_Document excerpt_
# # #

Description
At promregator/promregator#222 we are again tracking down a very ugly issue with JWT handling at the UAA using cf-java-client
. We are currently on 5.7.0.
I believe to have it tracked down around the area of
It appears that if multiple cf api requests are executed in parallel at the moment after the current access_token
has expired, there is a race condition for updating the access_token
/refresh_token
. The issue is not logged/loggable.
The creator of the initial issue has the situation that its access token validity is for only 20 minutes. However, several hundreds of requests are being sent with a short cadence - and at some point in time (by chance), there are two requests in the pipeline in parallel when the access_token
has expired. Both of them need to be refreshed through the grant_type=refresh_token
flow.
In production, it takes 6h+ to reproduce the issue.

# # #

_Data provided_
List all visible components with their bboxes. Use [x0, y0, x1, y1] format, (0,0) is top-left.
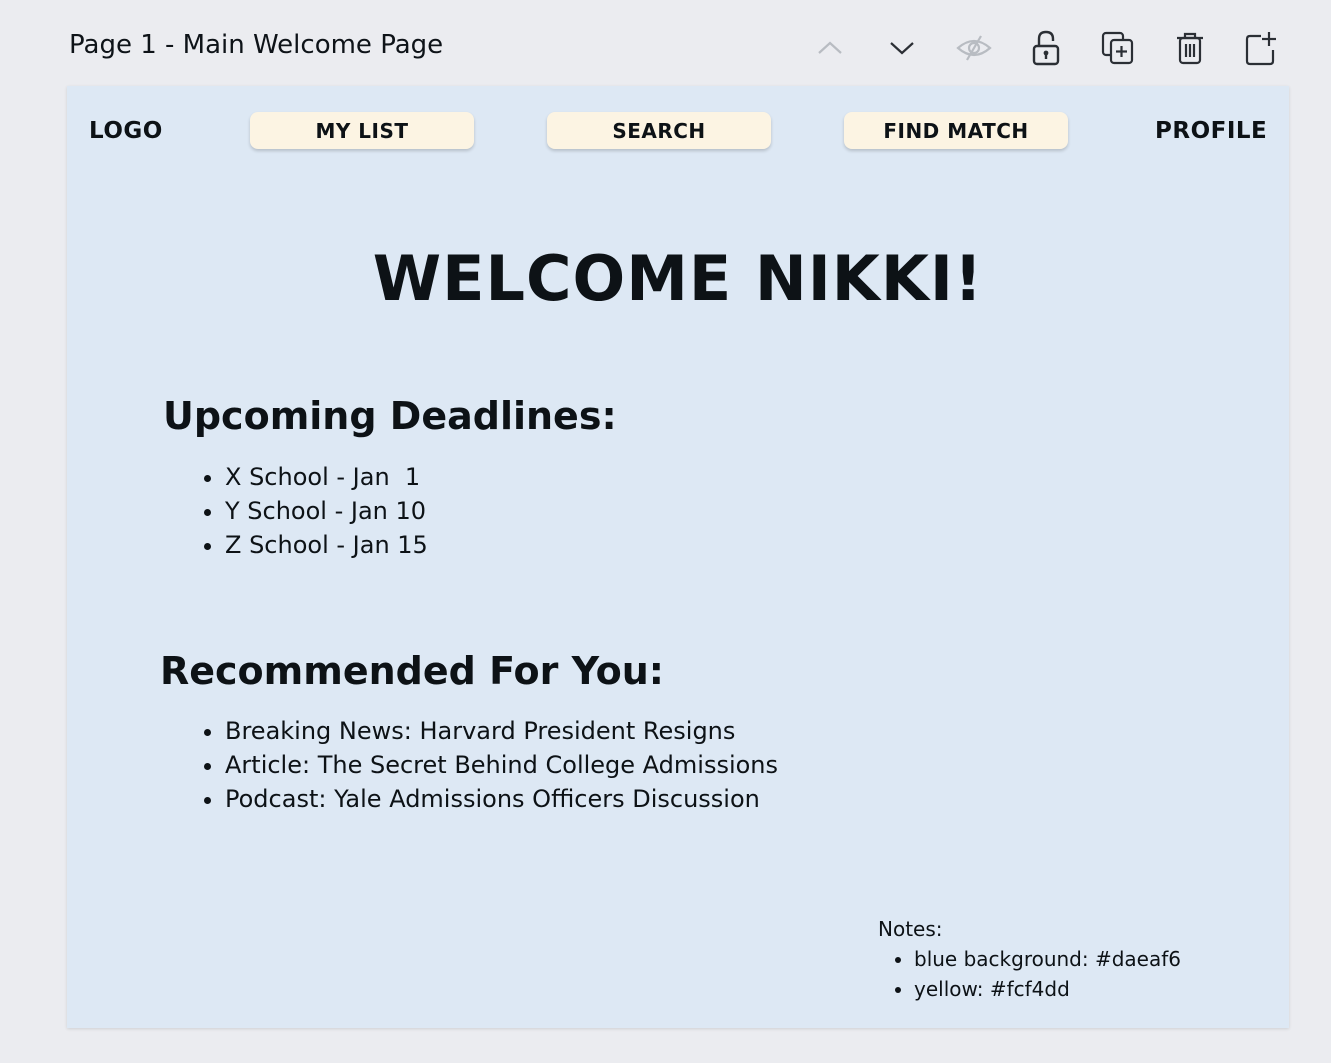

# # #

_What you should do_
From the token refresh issue, answer these questions:
1. Which cf-java-client version is currently in use?
2. How long is the access token valid for the creator of the initial issue?
3. How long does it take to reproduce the issue in production?

_Response_
1. 5.7.0
2. 20 minutes
3. 6h+